Goal: Output every line below without omitting or altering anything.

Material shown:
+++++

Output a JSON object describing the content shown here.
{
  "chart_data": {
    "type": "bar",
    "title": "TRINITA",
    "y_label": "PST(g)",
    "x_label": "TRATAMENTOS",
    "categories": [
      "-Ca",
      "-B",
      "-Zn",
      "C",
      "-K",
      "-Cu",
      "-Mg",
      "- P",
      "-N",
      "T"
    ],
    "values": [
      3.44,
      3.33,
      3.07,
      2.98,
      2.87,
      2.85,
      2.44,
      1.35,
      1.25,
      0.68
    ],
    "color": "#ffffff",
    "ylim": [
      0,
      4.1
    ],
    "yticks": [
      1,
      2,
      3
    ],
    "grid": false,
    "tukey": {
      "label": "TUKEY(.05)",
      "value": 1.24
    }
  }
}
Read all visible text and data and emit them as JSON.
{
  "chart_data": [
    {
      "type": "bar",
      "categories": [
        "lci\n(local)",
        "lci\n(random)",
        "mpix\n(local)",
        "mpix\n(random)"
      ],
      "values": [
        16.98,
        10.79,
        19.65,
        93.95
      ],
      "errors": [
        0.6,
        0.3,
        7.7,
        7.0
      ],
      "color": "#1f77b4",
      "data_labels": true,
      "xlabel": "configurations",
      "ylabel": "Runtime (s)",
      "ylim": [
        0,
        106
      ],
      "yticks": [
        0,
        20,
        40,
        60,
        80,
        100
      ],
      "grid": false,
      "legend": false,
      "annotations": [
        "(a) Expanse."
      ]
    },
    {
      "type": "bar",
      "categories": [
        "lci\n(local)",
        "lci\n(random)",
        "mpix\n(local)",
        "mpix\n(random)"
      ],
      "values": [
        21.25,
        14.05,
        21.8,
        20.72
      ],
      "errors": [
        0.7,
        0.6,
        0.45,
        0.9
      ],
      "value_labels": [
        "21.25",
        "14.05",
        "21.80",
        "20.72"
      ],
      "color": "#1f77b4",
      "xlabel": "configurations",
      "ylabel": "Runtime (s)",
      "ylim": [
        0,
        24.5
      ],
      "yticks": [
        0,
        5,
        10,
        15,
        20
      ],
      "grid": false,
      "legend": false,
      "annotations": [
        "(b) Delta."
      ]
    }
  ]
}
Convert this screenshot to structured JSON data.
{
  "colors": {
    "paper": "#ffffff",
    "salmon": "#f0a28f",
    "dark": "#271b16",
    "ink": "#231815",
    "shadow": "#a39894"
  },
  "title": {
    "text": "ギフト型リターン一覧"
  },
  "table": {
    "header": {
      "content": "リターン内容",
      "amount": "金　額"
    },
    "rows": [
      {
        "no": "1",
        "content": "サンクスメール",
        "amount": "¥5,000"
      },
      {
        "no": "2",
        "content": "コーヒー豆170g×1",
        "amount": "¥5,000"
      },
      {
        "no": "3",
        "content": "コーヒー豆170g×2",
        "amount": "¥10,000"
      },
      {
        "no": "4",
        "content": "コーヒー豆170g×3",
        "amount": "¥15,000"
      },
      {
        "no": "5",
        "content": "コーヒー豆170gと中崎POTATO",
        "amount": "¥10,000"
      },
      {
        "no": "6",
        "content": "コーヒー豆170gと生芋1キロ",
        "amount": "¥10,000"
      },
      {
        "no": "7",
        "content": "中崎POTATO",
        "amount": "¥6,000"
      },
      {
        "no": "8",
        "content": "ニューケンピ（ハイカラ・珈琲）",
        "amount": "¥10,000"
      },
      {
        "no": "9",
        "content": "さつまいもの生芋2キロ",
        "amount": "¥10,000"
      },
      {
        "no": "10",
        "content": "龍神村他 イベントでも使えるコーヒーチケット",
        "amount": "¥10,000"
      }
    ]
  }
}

+++++

Exercise output:
Output a JSON object describing the content shown here.
{
  "chart_data": {
    "type": "bar",
    "title": "TRINITA",
    "y_label": "PST(g)",
    "x_label": "TRATAMENTOS",
    "categories": [
      "-Ca",
      "-B",
      "-Zn",
      "C",
      "-K",
      "-Cu",
      "-Mg",
      "- P",
      "-N",
      "T"
    ],
    "values": [
      3.44,
      3.33,
      3.07,
      2.98,
      2.87,
      2.85,
      2.44,
      1.35,
      1.25,
      0.68
    ],
    "color": "#ffffff",
    "ylim": [
      0,
      4.1
    ],
    "yticks": [
      1,
      2,
      3
    ],
    "grid": false,
    "tukey": {
      "label": "TUKEY(.05)",
      "value": 1.24
    }
  }
}
Read all visible text and data and emit them as JSON.
{
  "chart_data": [
    {
      "type": "bar",
      "categories": [
        "lci\n(local)",
        "lci\n(random)",
        "mpix\n(local)",
        "mpix\n(random)"
      ],
      "values": [
        16.98,
        10.79,
        19.65,
        93.95
      ],
      "errors": [
        0.6,
        0.3,
        7.7,
        7.0
      ],
      "color": "#1f77b4",
      "data_labels": true,
      "xlabel": "configurations",
      "ylabel": "Runtime (s)",
      "ylim": [
        0,
        106
      ],
      "yticks": [
        0,
        20,
        40,
        60,
        80,
        100
      ],
      "grid": false,
      "legend": false,
      "annotations": [
        "(a) Expanse."
      ]
    },
    {
      "type": "bar",
      "categories": [
        "lci\n(local)",
        "lci\n(random)",
        "mpix\n(local)",
        "mpix\n(random)"
      ],
      "values": [
        21.25,
        14.05,
        21.8,
        20.72
      ],
      "errors": [
        0.7,
        0.6,
        0.45,
        0.9
      ],
      "value_labels": [
        "21.25",
        "14.05",
        "21.80",
        "20.72"
      ],
      "color": "#1f77b4",
      "xlabel": "configurations",
      "ylabel": "Runtime (s)",
      "ylim": [
        0,
        24.5
      ],
      "yticks": [
        0,
        5,
        10,
        15,
        20
      ],
      "grid": false,
      "legend": false,
      "annotations": [
        "(b) Delta."
      ]
    }
  ]
}
Convert this screenshot to structured JSON data.
{
  "colors": {
    "paper": "#ffffff",
    "salmon": "#f0a28f",
    "dark": "#271b16",
    "ink": "#231815",
    "shadow": "#a39894"
  },
  "title": {
    "text": "ギフト型リターン一覧"
  },
  "table": {
    "header": {
      "content": "リターン内容",
      "amount": "金　額"
    },
    "rows": [
      {
        "no": "1",
        "content": "サンクスメール",
        "amount": "¥5,000"
      },
      {
        "no": "2",
        "content": "コーヒー豆170g×1",
        "amount": "¥5,000"
      },
      {
        "no": "3",
        "content": "コーヒー豆170g×2",
        "amount": "¥10,000"
      },
      {
        "no": "4",
        "content": "コーヒー豆170g×3",
        "amount": "¥15,000"
      },
      {
        "no": "5",
        "content": "コーヒー豆170gと中崎POTATO",
        "amount": "¥10,000"
      },
      {
        "no": "6",
        "content": "コーヒー豆170gと生芋1キロ",
        "amount": "¥10,000"
      },
      {
        "no": "7",
        "content": "中崎POTATO",
        "amount": "¥6,000"
      },
      {
        "no": "8",
        "content": "ニューケンピ（ハイカラ・珈琲）",
        "amount": "¥10,000"
      },
      {
        "no": "9",
        "content": "さつまいもの生芋2キロ",
        "amount": "¥10,000"
      },
      {
        "no": "10",
        "content": "龍神村他 イベントでも使えるコーヒーチケット",
        "amount": "¥10,000"
      }
    ]
  }
}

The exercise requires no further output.